Dataset excerpt
□ □ □ □
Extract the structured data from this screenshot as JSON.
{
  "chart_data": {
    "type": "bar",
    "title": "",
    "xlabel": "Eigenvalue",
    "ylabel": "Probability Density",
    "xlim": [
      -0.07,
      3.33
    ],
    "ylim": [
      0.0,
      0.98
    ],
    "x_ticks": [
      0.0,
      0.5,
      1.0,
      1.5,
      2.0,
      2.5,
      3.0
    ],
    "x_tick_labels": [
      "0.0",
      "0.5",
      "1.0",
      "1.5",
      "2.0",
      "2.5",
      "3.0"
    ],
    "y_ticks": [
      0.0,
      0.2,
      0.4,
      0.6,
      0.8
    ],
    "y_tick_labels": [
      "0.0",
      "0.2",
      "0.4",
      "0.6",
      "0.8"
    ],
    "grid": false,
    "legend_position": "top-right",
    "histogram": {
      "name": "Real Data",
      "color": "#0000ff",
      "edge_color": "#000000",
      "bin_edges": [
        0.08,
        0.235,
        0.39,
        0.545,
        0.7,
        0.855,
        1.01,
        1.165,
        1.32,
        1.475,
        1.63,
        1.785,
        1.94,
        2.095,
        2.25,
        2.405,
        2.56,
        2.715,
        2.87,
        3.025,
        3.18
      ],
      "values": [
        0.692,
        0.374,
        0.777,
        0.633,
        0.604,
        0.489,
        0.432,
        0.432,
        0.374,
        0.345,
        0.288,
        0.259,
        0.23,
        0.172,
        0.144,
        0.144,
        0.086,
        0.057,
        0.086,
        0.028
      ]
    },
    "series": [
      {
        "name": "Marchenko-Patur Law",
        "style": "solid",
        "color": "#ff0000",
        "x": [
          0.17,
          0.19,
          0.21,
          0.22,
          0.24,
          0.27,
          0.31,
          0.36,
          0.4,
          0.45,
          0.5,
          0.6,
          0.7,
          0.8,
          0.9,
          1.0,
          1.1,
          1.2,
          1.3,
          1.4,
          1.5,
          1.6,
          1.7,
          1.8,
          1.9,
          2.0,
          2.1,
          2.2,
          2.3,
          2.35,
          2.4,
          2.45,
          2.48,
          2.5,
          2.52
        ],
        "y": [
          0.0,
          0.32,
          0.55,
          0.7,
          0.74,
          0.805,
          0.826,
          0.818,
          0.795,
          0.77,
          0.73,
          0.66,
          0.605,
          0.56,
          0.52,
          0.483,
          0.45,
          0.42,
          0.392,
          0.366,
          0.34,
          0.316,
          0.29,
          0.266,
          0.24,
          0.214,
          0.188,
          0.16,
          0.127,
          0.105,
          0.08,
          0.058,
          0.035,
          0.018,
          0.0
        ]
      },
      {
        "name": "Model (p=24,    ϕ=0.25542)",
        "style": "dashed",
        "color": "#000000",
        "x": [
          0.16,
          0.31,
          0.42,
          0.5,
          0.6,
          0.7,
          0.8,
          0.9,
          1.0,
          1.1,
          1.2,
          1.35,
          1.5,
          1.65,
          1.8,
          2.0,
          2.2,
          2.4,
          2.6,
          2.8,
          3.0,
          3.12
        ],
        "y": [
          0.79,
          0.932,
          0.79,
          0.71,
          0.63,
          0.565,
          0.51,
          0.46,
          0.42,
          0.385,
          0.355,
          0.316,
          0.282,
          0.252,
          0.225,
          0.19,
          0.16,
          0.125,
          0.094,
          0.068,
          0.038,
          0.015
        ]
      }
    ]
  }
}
□ □ □ □
YOUR TASK |
Print the listing above in its entirety, with every line exact.

SOLUTION TO THE EXERCISE |
Extract the structured data from this screenshot as JSON.
{
  "chart_data": {
    "type": "bar",
    "title": "",
    "xlabel": "Eigenvalue",
    "ylabel": "Probability Density",
    "xlim": [
      -0.07,
      3.33
    ],
    "ylim": [
      0.0,
      0.98
    ],
    "x_ticks": [
      0.0,
      0.5,
      1.0,
      1.5,
      2.0,
      2.5,
      3.0
    ],
    "x_tick_labels": [
      "0.0",
      "0.5",
      "1.0",
      "1.5",
      "2.0",
      "2.5",
      "3.0"
    ],
    "y_ticks": [
      0.0,
      0.2,
      0.4,
      0.6,
      0.8
    ],
    "y_tick_labels": [
      "0.0",
      "0.2",
      "0.4",
      "0.6",
      "0.8"
    ],
    "grid": false,
    "legend_position": "top-right",
    "histogram": {
      "name": "Real Data",
      "color": "#0000ff",
      "edge_color": "#000000",
      "bin_edges": [
        0.08,
        0.235,
        0.39,
        0.545,
        0.7,
        0.855,
        1.01,
        1.165,
        1.32,
        1.475,
        1.63,
        1.785,
        1.94,
        2.095,
        2.25,
        2.405,
        2.56,
        2.715,
        2.87,
        3.025,
        3.18
      ],
      "values": [
        0.692,
        0.374,
        0.777,
        0.633,
        0.604,
        0.489,
        0.432,
        0.432,
        0.374,
        0.345,
        0.288,
        0.259,
        0.23,
        0.172,
        0.144,
        0.144,
        0.086,
        0.057,
        0.086,
        0.028
      ]
    },
    "series": [
      {
        "name": "Marchenko-Patur Law",
        "style": "solid",
        "color": "#ff0000",
        "x": [
          0.17,
          0.19,
          0.21,
          0.22,
          0.24,
          0.27,
          0.31,
          0.36,
          0.4,
          0.45,
          0.5,
          0.6,
          0.7,
          0.8,
          0.9,
          1.0,
          1.1,
          1.2,
          1.3,
          1.4,
          1.5,
          1.6,
          1.7,
          1.8,
          1.9,
          2.0,
          2.1,
          2.2,
          2.3,
          2.35,
          2.4,
          2.45,
          2.48,
          2.5,
          2.52
        ],
        "y": [
          0.0,
          0.32,
          0.55,
          0.7,
          0.74,
          0.805,
          0.826,
          0.818,
          0.795,
          0.77,
          0.73,
          0.66,
          0.605,
          0.56,
          0.52,
          0.483,
          0.45,
          0.42,
          0.392,
          0.366,
          0.34,
          0.316,
          0.29,
          0.266,
          0.24,
          0.214,
          0.188,
          0.16,
          0.127,
          0.105,
          0.08,
          0.058,
          0.035,
          0.018,
          0.0
        ]
      },
      {
        "name": "Model (p=24,    ϕ=0.25542)",
        "style": "dashed",
        "color": "#000000",
        "x": [
          0.16,
          0.31,
          0.42,
          0.5,
          0.6,
          0.7,
          0.8,
          0.9,
          1.0,
          1.1,
          1.2,
          1.35,
          1.5,
          1.65,
          1.8,
          2.0,
          2.2,
          2.4,
          2.6,
          2.8,
          3.0,
          3.12
        ],
        "y": [
          0.79,
          0.932,
          0.79,
          0.71,
          0.63,
          0.565,
          0.51,
          0.46,
          0.42,
          0.385,
          0.355,
          0.316,
          0.282,
          0.252,
          0.225,
          0.19,
          0.16,
          0.125,
          0.094,
          0.068,
          0.038,
          0.015
        ]
      }
    ]
  }
}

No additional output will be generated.